**Treść zadania 1**
Zaktualizuj wpisy od pierwszego wiersza do wiersza zawierającego „data-point [842, 1280, 854, 1291]” włącznie: zamień „data-point” na „punkt-danych”, a resztę pozostaw bez zmian.

Facebook
kontakt
logo
Strona główna > Siatkówka > Ekstraklasa kobiet
Atom Trefl Sopot mistrzem Polski, Muszynianka ma tylko srebro2012-03-27 20:33:00

Dramatyczny czwarty mecz finału Plusligi siatkarek wyłonił mistrza Polski 2012. Atom Trefl Sopot po raz trzeci pokonał Bank BPS Muszyniankę Fakro i po raz pierwszy w historii sięgnął po tytuł. Muszynianki to największe przegrane sezonu - także w Lidze Mistrzyń i Pucharze Polski nie osiągnęły sukcesów.


Atom Trefl Sopot - Bak BPS Muszynianka 3-2 (25-22, 25-27, 25-27, 25-13, 15-11)
W play-off 3-1, Atom Trefl Sopot został mistrzem Polski.

ATOM TREFL: Eleonora Dziękiewicz, Alisha Glass, Corina SSuschke-Voigt, Megan Hodge, Ewelina Sieczka, Małgorzata Kożuch, Paulina Maj (libero) oraz Magdalena Saad.
BANK BPS MUSZYNIANKA FAKRO: Anna Werblińska, Caroline Wensink, Agnieszka Bednarek-Kasza, Joanna Kaczor, Milena Radecka, Debby Stam-Pilon, Mariola Zenik (libero) oraz Rachel Rourke, Kinga Kasprzak, Vesna Djurisić, Agnieszka Śrutowska.
Sędziowali: Dariusz Jasiński, Agnieszka Michlic.
Widzów: 6000.
MVP: Eleonora Dziękiewicz.

Sopocianki po zwycięstwie w poniedziałek dobrze zaczęły także wtorkowy mecz. Wprawdzie wysoko w nim przegrywały (12-19), ale wdały się w pościg zakończony sukcesem. Nie tylko odrobiły stratę, ale i w końcówce to one triumfowały.
Wydawało się, że ku takiemu samemu finałowi zmierza druga partia. Atom prowadził już 24-19 i ... całą tę przewagę roztrwonił. Duża w tym zasługa Agnieszki Bednarek-Kaszy, która pociągnęła zespół z Muszyny do punktowej serii swoją zagrywką, upolowała Paulinę Maj na 24-24, a za chwilę Muszynianki miała setbola. Pierwszego jeszcze nie wykorzystały, ale przy następnej okazji punktową zagrywką nie do odbioru błysnęła Rachel Rourke i Muszynianka wydobyła się z niesamowitych tarapatów. Ta chwila beztroskiej dekoncentracji mogła mieć dla Atomu fatalne skutki. Mógł prowadzić 2-0, a remisował 1-1 i dał rywalowi szansę na odrodzenie.

**Treść zadania 2**
Kto według artykułu o finale siatkarek został MVP meczu?

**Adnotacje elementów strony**
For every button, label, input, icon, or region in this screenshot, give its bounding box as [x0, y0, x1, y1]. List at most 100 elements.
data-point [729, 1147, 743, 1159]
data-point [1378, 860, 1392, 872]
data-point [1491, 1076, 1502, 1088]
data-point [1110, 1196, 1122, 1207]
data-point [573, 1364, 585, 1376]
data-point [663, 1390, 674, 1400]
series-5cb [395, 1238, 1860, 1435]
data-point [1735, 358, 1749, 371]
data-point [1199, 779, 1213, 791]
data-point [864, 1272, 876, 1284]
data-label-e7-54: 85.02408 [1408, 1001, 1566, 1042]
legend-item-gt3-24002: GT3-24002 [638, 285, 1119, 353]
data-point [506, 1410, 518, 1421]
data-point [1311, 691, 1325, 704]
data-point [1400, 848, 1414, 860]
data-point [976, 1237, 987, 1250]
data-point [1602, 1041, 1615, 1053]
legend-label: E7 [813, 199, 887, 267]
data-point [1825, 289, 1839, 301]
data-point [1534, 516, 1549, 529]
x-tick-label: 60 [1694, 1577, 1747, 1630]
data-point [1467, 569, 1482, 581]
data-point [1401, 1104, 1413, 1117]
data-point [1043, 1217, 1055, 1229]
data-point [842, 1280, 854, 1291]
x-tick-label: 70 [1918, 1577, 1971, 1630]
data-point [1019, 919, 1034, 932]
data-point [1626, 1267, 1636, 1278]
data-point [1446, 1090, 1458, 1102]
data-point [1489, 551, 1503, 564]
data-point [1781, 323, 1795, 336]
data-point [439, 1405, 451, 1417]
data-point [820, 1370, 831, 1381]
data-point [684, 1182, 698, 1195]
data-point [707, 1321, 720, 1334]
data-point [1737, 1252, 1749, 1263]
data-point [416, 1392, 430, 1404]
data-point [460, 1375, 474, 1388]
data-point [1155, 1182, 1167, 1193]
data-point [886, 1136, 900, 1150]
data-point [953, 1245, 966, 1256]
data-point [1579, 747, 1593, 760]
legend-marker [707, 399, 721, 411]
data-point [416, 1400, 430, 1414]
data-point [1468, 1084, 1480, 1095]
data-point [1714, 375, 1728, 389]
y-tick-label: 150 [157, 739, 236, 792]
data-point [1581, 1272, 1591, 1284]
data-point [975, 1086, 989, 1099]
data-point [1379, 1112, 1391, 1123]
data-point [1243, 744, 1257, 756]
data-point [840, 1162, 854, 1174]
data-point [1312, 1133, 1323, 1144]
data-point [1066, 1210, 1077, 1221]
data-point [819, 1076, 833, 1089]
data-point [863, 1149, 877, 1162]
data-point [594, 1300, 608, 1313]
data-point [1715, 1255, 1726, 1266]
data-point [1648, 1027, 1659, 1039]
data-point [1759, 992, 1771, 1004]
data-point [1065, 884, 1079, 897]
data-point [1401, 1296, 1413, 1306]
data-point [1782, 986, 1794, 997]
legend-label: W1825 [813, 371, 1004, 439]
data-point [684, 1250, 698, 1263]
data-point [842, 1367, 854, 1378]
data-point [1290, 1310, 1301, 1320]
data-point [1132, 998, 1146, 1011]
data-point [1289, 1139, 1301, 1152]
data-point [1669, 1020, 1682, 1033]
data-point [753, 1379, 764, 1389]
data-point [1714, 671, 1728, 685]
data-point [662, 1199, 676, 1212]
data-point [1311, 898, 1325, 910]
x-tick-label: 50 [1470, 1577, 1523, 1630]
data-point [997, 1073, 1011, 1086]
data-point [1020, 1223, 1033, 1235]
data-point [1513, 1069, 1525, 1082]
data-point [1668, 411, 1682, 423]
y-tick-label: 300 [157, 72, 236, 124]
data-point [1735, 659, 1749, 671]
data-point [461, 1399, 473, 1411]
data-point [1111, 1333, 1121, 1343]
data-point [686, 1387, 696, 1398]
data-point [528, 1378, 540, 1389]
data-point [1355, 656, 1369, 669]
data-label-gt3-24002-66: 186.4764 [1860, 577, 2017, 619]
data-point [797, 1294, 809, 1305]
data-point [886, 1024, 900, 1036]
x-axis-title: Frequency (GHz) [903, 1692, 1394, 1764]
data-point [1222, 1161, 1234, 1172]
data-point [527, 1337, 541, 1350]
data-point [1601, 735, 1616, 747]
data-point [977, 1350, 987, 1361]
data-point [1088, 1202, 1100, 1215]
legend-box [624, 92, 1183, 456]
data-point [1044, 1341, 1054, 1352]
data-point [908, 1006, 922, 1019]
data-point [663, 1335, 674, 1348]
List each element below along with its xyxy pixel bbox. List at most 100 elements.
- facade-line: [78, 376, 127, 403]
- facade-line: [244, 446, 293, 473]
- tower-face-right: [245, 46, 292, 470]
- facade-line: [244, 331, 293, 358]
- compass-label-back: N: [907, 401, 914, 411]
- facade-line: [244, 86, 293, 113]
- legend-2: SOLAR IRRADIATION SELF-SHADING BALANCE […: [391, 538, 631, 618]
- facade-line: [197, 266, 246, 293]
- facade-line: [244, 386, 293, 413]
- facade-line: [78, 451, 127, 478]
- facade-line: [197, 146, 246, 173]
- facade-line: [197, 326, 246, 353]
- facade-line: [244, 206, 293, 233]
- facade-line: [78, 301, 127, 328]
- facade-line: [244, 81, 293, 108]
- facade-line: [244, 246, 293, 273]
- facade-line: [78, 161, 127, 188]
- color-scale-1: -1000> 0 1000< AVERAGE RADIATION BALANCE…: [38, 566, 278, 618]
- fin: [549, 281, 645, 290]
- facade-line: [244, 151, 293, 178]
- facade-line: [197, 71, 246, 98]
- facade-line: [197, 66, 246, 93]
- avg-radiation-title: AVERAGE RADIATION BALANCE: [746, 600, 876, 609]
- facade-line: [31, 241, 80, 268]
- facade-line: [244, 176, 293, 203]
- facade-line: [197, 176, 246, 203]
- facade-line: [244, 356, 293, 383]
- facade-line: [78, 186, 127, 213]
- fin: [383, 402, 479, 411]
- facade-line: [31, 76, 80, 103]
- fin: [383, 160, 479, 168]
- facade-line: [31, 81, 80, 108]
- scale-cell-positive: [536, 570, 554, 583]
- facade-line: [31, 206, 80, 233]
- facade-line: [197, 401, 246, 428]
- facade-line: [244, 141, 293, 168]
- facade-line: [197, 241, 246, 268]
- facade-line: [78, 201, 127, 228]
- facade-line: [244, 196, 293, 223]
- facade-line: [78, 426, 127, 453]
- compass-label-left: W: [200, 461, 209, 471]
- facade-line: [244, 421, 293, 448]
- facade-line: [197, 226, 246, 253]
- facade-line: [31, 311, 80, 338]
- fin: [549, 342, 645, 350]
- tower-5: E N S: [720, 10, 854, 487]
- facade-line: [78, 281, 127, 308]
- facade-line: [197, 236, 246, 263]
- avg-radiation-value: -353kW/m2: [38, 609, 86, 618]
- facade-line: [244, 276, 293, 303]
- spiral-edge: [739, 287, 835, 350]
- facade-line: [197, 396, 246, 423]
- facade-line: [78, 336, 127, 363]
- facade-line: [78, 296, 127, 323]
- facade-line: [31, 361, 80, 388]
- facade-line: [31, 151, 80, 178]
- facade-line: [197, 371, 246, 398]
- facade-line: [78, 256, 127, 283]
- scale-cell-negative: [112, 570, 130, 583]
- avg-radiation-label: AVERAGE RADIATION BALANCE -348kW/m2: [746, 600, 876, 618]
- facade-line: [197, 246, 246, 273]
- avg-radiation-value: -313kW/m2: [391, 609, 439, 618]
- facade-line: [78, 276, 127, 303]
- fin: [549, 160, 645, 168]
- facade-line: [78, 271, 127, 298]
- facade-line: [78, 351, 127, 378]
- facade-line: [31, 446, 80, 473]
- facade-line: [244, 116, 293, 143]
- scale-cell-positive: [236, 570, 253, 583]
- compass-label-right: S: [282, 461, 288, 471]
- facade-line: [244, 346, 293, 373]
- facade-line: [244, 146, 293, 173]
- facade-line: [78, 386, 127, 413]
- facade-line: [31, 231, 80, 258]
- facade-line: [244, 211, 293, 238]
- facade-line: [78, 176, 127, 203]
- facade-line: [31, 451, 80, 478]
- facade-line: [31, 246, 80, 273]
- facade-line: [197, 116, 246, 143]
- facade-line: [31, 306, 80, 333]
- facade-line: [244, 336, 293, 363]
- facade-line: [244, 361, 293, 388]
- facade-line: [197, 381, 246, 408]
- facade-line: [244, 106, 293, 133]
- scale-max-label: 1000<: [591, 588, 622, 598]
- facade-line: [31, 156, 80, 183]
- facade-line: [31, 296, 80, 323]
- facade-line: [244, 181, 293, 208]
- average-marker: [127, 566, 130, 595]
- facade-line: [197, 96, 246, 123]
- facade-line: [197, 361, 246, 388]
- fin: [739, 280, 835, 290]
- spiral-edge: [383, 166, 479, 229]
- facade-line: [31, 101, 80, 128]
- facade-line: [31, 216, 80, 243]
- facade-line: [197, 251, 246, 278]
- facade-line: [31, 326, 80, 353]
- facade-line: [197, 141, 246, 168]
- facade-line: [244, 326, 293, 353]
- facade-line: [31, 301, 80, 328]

**Poprawny wynik 1**
For every button, label, input, icon, or region in this screenshot, give its bounding box as [x0, y0, x1, y1]. List at most 100 elements.
punkt-danych [729, 1147, 743, 1159]
punkt-danych [1378, 860, 1392, 872]
punkt-danych [1491, 1076, 1502, 1088]
punkt-danych [1110, 1196, 1122, 1207]
punkt-danych [573, 1364, 585, 1376]
punkt-danych [663, 1390, 674, 1400]
series-5cb [395, 1238, 1860, 1435]
punkt-danych [1735, 358, 1749, 371]
punkt-danych [1199, 779, 1213, 791]
punkt-danych [864, 1272, 876, 1284]
data-label-e7-54: 85.02408 [1408, 1001, 1566, 1042]
legend-item-gt3-24002: GT3-24002 [638, 285, 1119, 353]
punkt-danych [506, 1410, 518, 1421]
punkt-danych [1311, 691, 1325, 704]
punkt-danych [1400, 848, 1414, 860]
punkt-danych [976, 1237, 987, 1250]
punkt-danych [1602, 1041, 1615, 1053]
legend-label: E7 [813, 199, 887, 267]
punkt-danych [1825, 289, 1839, 301]
punkt-danych [1534, 516, 1549, 529]
x-tick-label: 60 [1694, 1577, 1747, 1630]
punkt-danych [1467, 569, 1482, 581]
punkt-danych [1401, 1104, 1413, 1117]
punkt-danych [1043, 1217, 1055, 1229]
punkt-danych [842, 1280, 854, 1291]

**Poprawny wynik 2**
Eleonora Dziękiewicz.